##### GIVEN RECORDS #####

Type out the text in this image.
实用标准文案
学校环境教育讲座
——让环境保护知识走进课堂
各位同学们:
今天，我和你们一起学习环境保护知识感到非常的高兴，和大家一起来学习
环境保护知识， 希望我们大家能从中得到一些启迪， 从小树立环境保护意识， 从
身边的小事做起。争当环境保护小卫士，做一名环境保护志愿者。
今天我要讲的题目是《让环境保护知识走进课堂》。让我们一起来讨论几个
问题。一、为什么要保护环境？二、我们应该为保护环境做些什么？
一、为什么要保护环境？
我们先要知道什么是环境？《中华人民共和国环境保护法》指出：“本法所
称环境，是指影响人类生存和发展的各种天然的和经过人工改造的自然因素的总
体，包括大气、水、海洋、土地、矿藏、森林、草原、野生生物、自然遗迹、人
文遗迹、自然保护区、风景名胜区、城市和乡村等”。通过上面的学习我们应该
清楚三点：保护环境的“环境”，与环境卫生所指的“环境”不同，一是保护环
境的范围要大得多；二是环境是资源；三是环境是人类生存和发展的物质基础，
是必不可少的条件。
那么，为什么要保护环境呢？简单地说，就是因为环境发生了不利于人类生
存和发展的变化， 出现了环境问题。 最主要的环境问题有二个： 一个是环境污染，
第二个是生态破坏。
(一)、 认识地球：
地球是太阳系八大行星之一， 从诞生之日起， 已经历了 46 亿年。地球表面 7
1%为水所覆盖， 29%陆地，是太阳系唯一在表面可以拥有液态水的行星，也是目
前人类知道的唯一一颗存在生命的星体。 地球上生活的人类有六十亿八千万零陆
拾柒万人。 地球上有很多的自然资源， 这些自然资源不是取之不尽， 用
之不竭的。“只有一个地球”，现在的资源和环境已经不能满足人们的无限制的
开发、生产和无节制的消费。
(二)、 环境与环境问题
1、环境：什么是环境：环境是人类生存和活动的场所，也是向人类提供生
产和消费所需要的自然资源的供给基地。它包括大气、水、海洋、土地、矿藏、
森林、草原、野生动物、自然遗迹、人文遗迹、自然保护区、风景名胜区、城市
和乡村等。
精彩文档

#####

TASK BRIEF
Which lines contain the word "让环境保护知识走进课堂"? Copy each one.

EXERCISE ANSWER
——让环境保护知识走进课堂
今天我要讲的题目是《让环境保护知识走进课堂》。让我们一起来讨论几个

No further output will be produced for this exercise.